> _Problem requirements_
Omit the pictures and output every entry below exactly as written.

> _Provided data_
———
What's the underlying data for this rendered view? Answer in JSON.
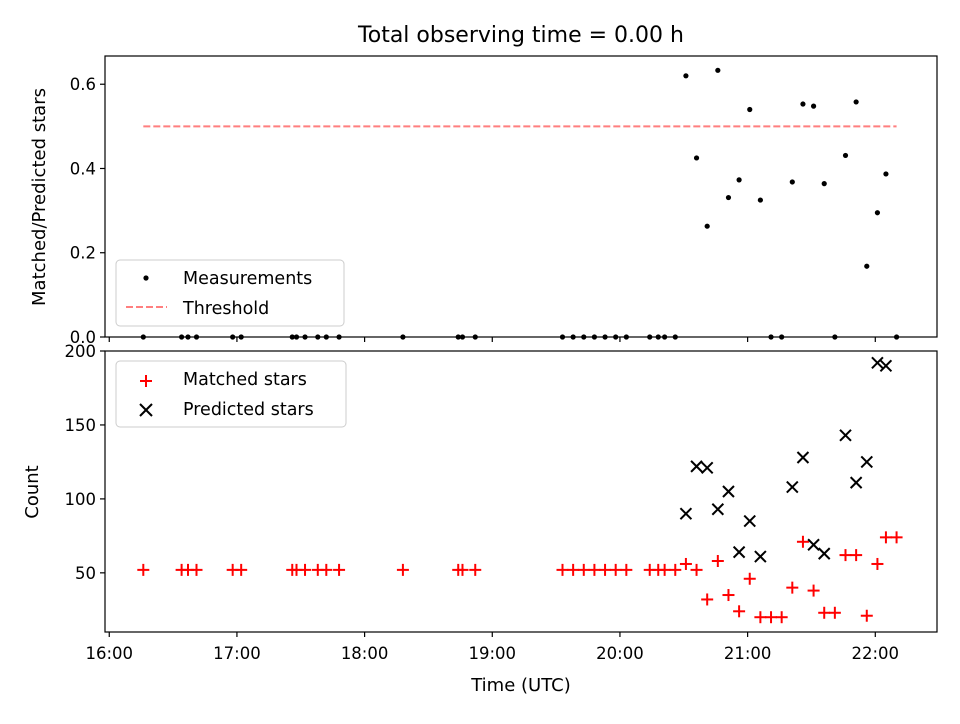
{
  "chart_data": [
    {
      "type": "scatter",
      "title": "Total observing time = 0.00 h",
      "xlabel": "",
      "ylabel": "Matched/Predicted stars",
      "ylim": [
        0,
        0.667
      ],
      "yticks": [
        0.0,
        0.2,
        0.4,
        0.6
      ],
      "ytick_labels": [
        "0.0",
        "0.2",
        "0.4",
        "0.6"
      ],
      "legend_position": "lower-left",
      "series": [
        {
          "name": "Measurements",
          "marker": "dot",
          "color": "#000000",
          "x": [
            "16:16",
            "16:34",
            "16:37",
            "16:41",
            "16:58",
            "17:02",
            "17:26",
            "17:28",
            "17:32",
            "17:38",
            "17:42",
            "17:48",
            "18:18",
            "18:44",
            "18:46",
            "18:52",
            "19:33",
            "19:38",
            "19:43",
            "19:48",
            "19:53",
            "19:58",
            "20:03",
            "20:14",
            "20:18",
            "20:21",
            "20:26",
            "20:31",
            "20:36",
            "20:41",
            "20:46",
            "20:51",
            "20:56",
            "21:01",
            "21:06",
            "21:11",
            "21:16",
            "21:21",
            "21:26",
            "21:31",
            "21:36",
            "21:41",
            "21:46",
            "21:51",
            "21:56",
            "22:01",
            "22:05",
            "22:10"
          ],
          "y": [
            0,
            0,
            0,
            0,
            0,
            0,
            0,
            0,
            0,
            0,
            0,
            0,
            0,
            0,
            0,
            0,
            0,
            0,
            0,
            0,
            0,
            0,
            0,
            0,
            0,
            0,
            0,
            0.62,
            0.425,
            0.263,
            0.633,
            0.331,
            0.373,
            0.54,
            0.325,
            0,
            0,
            0.368,
            0.553,
            0.548,
            0.364,
            0,
            0.431,
            0.558,
            0.168,
            0.295,
            0.387,
            0
          ]
        },
        {
          "name": "Threshold",
          "style": "dashed",
          "color": "#ff7f7f",
          "x": [
            "16:16",
            "22:10"
          ],
          "y": [
            0.5,
            0.5
          ]
        }
      ]
    },
    {
      "type": "scatter",
      "title": "",
      "xlabel": "Time (UTC)",
      "ylabel": "Count",
      "ylim": [
        10,
        200
      ],
      "yticks": [
        50,
        100,
        150,
        200
      ],
      "ytick_labels": [
        "50",
        "100",
        "150",
        "200"
      ],
      "xlim": [
        "15:58",
        "22:29"
      ],
      "xticks": [
        "16:00",
        "17:00",
        "18:00",
        "19:00",
        "20:00",
        "21:00",
        "22:00"
      ],
      "legend_position": "upper-left",
      "series": [
        {
          "name": "Matched stars",
          "marker": "plus",
          "color": "#ff0000",
          "x": [
            "16:16",
            "16:34",
            "16:37",
            "16:41",
            "16:58",
            "17:02",
            "17:26",
            "17:28",
            "17:32",
            "17:38",
            "17:42",
            "17:48",
            "18:18",
            "18:44",
            "18:46",
            "18:52",
            "19:33",
            "19:38",
            "19:43",
            "19:48",
            "19:53",
            "19:58",
            "20:03",
            "20:14",
            "20:18",
            "20:21",
            "20:26",
            "20:31",
            "20:36",
            "20:41",
            "20:46",
            "20:51",
            "20:56",
            "21:01",
            "21:06",
            "21:11",
            "21:16",
            "21:21",
            "21:26",
            "21:31",
            "21:36",
            "21:41",
            "21:46",
            "21:51",
            "21:56",
            "22:01",
            "22:05",
            "22:10"
          ],
          "y": [
            52,
            52,
            52,
            52,
            52,
            52,
            52,
            52,
            52,
            52,
            52,
            52,
            52,
            52,
            52,
            52,
            52,
            52,
            52,
            52,
            52,
            52,
            52,
            52,
            52,
            52,
            52,
            56,
            52,
            32,
            58,
            35,
            24,
            46,
            20,
            20,
            20,
            40,
            71,
            38,
            23,
            23,
            62,
            62,
            21,
            56,
            74,
            74
          ]
        },
        {
          "name": "Predicted stars",
          "marker": "x",
          "color": "#000000",
          "x": [
            "20:31",
            "20:36",
            "20:41",
            "20:46",
            "20:51",
            "20:56",
            "21:01",
            "21:06",
            "21:21",
            "21:26",
            "21:31",
            "21:36",
            "21:46",
            "21:51",
            "21:56",
            "22:01",
            "22:05"
          ],
          "y": [
            90,
            122,
            121,
            93,
            105,
            64,
            85,
            61,
            108,
            128,
            69,
            63,
            143,
            111,
            125,
            192,
            190
          ]
        }
      ]
    }
  ]
}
———
> _Result for this task_
What's the underlying data for this rendered view? Answer in JSON.
{
  "chart_data": [
    {
      "type": "scatter",
      "title": "Total observing time = 0.00 h",
      "xlabel": "",
      "ylabel": "Matched/Predicted stars",
      "ylim": [
        0,
        0.667
      ],
      "yticks": [
        0.0,
        0.2,
        0.4,
        0.6
      ],
      "ytick_labels": [
        "0.0",
        "0.2",
        "0.4",
        "0.6"
      ],
      "legend_position": "lower-left",
      "series": [
        {
          "name": "Measurements",
          "marker": "dot",
          "color": "#000000",
          "x": [
            "16:16",
            "16:34",
            "16:37",
            "16:41",
            "16:58",
            "17:02",
            "17:26",
            "17:28",
            "17:32",
            "17:38",
            "17:42",
            "17:48",
            "18:18",
            "18:44",
            "18:46",
            "18:52",
            "19:33",
            "19:38",
            "19:43",
            "19:48",
            "19:53",
            "19:58",
            "20:03",
            "20:14",
            "20:18",
            "20:21",
            "20:26",
            "20:31",
            "20:36",
            "20:41",
            "20:46",
            "20:51",
            "20:56",
            "21:01",
            "21:06",
            "21:11",
            "21:16",
            "21:21",
            "21:26",
            "21:31",
            "21:36",
            "21:41",
            "21:46",
            "21:51",
            "21:56",
            "22:01",
            "22:05",
            "22:10"
          ],
          "y": [
            0,
            0,
            0,
            0,
            0,
            0,
            0,
            0,
            0,
            0,
            0,
            0,
            0,
            0,
            0,
            0,
            0,
            0,
            0,
            0,
            0,
            0,
            0,
            0,
            0,
            0,
            0,
            0.62,
            0.425,
            0.263,
            0.633,
            0.331,
            0.373,
            0.54,
            0.325,
            0,
            0,
            0.368,
            0.553,
            0.548,
            0.364,
            0,
            0.431,
            0.558,
            0.168,
            0.295,
            0.387,
            0
          ]
        },
        {
          "name": "Threshold",
          "style": "dashed",
          "color": "#ff7f7f",
          "x": [
            "16:16",
            "22:10"
          ],
          "y": [
            0.5,
            0.5
          ]
        }
      ]
    },
    {
      "type": "scatter",
      "title": "",
      "xlabel": "Time (UTC)",
      "ylabel": "Count",
      "ylim": [
        10,
        200
      ],
      "yticks": [
        50,
        100,
        150,
        200
      ],
      "ytick_labels": [
        "50",
        "100",
        "150",
        "200"
      ],
      "xlim": [
        "15:58",
        "22:29"
      ],
      "xticks": [
        "16:00",
        "17:00",
        "18:00",
        "19:00",
        "20:00",
        "21:00",
        "22:00"
      ],
      "legend_position": "upper-left",
      "series": [
        {
          "name": "Matched stars",
          "marker": "plus",
          "color": "#ff0000",
          "x": [
            "16:16",
            "16:34",
            "16:37",
            "16:41",
            "16:58",
            "17:02",
            "17:26",
            "17:28",
            "17:32",
            "17:38",
            "17:42",
            "17:48",
            "18:18",
            "18:44",
            "18:46",
            "18:52",
            "19:33",
            "19:38",
            "19:43",
            "19:48",
            "19:53",
            "19:58",
            "20:03",
            "20:14",
            "20:18",
            "20:21",
            "20:26",
            "20:31",
            "20:36",
            "20:41",
            "20:46",
            "20:51",
            "20:56",
            "21:01",
            "21:06",
            "21:11",
            "21:16",
            "21:21",
            "21:26",
            "21:31",
            "21:36",
            "21:41",
            "21:46",
            "21:51",
            "21:56",
            "22:01",
            "22:05",
            "22:10"
          ],
          "y": [
            52,
            52,
            52,
            52,
            52,
            52,
            52,
            52,
            52,
            52,
            52,
            52,
            52,
            52,
            52,
            52,
            52,
            52,
            52,
            52,
            52,
            52,
            52,
            52,
            52,
            52,
            52,
            56,
            52,
            32,
            58,
            35,
            24,
            46,
            20,
            20,
            20,
            40,
            71,
            38,
            23,
            23,
            62,
            62,
            21,
            56,
            74,
            74
          ]
        },
        {
          "name": "Predicted stars",
          "marker": "x",
          "color": "#000000",
          "x": [
            "20:31",
            "20:36",
            "20:41",
            "20:46",
            "20:51",
            "20:56",
            "21:01",
            "21:06",
            "21:21",
            "21:26",
            "21:31",
            "21:36",
            "21:46",
            "21:51",
            "21:56",
            "22:01",
            "22:05"
          ],
          "y": [
            90,
            122,
            121,
            93,
            105,
            64,
            85,
            61,
            108,
            128,
            69,
            63,
            143,
            111,
            125,
            192,
            190
          ]
        }
      ]
    }
  ]
}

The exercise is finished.